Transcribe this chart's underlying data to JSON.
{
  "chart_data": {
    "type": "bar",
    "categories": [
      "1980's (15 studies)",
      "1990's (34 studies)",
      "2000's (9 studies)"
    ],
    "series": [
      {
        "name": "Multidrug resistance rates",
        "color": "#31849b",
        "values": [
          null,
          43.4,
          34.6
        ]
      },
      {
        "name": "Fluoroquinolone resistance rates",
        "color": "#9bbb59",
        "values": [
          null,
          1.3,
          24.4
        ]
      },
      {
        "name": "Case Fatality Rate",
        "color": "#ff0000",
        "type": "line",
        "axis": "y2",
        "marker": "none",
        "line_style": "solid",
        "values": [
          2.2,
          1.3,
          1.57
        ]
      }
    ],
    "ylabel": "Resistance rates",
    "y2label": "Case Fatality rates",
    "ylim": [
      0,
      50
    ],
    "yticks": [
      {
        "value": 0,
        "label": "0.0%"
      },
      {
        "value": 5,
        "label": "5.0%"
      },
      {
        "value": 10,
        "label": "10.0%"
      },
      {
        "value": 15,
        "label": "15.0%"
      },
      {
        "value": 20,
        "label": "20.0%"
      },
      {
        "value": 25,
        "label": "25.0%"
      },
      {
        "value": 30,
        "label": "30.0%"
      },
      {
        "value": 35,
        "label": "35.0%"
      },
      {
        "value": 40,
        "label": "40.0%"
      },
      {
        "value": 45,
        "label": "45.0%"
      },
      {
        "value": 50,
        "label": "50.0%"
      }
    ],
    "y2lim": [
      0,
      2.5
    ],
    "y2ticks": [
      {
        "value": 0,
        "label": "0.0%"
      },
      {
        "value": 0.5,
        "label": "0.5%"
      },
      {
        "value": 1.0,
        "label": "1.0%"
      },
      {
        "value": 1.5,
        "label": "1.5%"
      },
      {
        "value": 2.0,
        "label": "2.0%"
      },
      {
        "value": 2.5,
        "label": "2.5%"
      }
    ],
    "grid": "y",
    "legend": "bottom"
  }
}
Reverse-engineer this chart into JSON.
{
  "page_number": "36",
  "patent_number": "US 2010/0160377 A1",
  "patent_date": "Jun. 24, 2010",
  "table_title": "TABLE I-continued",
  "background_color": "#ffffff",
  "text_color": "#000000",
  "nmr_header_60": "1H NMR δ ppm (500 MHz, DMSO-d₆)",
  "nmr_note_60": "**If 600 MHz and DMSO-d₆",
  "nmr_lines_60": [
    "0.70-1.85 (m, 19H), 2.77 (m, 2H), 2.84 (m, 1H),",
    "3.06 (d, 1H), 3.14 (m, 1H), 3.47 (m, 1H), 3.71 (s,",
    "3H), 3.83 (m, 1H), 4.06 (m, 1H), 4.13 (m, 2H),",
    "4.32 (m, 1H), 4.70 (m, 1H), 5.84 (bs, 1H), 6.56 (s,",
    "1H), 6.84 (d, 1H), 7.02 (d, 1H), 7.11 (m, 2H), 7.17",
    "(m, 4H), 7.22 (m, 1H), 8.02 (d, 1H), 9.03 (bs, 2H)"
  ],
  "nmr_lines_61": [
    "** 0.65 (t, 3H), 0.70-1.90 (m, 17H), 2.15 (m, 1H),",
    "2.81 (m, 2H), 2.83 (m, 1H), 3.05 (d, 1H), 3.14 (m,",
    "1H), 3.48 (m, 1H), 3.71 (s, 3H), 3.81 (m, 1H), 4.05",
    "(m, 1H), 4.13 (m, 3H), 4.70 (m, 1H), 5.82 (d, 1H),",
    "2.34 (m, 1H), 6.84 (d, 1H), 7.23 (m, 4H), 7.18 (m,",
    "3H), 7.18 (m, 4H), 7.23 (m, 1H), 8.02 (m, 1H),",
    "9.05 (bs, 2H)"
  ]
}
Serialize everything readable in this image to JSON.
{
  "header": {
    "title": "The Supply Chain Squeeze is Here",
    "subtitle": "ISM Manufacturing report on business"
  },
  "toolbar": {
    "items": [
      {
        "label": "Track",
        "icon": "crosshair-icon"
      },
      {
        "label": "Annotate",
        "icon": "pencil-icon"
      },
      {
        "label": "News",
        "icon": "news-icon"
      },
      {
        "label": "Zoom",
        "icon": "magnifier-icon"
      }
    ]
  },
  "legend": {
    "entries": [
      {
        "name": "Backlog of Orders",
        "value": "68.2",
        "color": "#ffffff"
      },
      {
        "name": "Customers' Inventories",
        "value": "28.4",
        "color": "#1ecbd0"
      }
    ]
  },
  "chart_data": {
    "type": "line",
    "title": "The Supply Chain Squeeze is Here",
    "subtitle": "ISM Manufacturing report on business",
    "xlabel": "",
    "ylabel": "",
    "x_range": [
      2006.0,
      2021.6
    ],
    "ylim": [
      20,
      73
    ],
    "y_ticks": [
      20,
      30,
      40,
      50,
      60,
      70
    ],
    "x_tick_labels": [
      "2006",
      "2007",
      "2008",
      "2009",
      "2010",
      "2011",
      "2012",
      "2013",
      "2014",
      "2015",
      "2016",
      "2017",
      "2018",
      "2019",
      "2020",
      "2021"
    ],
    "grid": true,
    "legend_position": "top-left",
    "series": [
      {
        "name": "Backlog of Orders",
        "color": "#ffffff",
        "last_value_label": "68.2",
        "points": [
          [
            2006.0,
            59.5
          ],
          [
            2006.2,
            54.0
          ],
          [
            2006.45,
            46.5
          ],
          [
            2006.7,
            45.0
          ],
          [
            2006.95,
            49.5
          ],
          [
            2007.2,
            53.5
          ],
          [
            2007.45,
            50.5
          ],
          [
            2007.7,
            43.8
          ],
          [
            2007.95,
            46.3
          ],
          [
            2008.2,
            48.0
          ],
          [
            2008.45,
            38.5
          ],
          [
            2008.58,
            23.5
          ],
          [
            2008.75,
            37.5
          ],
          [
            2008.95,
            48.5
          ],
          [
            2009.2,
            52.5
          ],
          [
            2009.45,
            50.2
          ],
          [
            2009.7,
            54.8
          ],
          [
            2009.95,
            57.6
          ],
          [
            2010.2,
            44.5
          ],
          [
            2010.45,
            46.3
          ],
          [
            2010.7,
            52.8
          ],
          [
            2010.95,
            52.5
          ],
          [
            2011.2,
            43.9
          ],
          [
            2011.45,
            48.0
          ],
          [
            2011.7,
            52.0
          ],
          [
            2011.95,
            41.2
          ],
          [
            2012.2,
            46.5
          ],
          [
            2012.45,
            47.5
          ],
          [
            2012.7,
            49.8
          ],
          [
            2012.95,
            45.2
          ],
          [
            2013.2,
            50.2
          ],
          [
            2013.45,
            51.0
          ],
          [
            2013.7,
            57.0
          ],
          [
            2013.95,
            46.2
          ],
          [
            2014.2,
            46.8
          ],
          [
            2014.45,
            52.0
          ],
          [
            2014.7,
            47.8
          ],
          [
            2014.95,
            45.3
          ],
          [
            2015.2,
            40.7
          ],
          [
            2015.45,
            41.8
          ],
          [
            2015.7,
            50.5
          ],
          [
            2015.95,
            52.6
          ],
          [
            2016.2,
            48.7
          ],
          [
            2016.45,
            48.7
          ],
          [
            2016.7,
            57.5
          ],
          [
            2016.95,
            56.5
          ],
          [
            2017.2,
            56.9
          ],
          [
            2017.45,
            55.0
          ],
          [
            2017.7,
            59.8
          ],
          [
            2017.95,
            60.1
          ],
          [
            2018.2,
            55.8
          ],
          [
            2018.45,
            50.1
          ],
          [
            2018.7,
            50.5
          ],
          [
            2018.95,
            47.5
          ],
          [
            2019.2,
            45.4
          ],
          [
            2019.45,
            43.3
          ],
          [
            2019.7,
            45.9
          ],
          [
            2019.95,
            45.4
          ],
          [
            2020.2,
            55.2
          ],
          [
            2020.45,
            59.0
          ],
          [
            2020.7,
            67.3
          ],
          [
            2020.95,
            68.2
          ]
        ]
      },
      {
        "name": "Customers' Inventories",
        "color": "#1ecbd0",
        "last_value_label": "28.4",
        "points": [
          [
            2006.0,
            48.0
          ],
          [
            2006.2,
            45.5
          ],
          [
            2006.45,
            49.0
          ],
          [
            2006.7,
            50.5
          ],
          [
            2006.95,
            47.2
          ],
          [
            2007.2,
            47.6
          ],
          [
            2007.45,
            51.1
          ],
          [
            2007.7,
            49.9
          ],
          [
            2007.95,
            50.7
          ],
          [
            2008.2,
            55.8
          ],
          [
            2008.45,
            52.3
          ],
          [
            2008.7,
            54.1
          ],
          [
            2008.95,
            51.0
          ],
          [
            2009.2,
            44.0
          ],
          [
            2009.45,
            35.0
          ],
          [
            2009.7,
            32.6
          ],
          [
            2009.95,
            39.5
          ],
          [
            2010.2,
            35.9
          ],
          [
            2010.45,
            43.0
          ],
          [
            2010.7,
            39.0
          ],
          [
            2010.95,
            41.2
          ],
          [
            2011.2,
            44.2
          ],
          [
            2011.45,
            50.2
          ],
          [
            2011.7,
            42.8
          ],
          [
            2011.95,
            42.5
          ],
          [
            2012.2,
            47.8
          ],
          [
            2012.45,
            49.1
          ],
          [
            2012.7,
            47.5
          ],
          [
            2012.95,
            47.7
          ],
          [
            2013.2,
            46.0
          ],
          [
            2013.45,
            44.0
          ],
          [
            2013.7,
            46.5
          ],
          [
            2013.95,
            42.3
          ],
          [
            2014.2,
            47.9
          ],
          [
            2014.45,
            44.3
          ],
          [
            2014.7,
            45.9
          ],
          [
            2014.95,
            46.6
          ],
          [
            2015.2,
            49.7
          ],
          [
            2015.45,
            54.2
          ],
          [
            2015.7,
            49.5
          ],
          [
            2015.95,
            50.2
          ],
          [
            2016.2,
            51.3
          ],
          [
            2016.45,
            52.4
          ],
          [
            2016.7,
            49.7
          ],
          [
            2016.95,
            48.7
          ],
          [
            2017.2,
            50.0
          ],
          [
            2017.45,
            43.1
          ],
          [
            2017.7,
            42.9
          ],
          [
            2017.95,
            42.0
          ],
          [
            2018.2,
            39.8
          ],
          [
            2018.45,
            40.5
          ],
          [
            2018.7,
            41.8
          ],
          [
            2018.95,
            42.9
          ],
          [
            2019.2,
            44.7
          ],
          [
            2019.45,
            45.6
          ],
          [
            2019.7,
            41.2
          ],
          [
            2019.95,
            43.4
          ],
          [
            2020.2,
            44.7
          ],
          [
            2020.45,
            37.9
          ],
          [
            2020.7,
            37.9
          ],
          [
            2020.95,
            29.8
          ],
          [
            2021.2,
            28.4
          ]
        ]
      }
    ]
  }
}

........

→ **What is asked**
Pull out each line of the entries that contains "business".

→ **Written solution**
    "subtitle": "ISM Manufacturing report on business"
    "subtitle": "ISM Manufacturing report on business",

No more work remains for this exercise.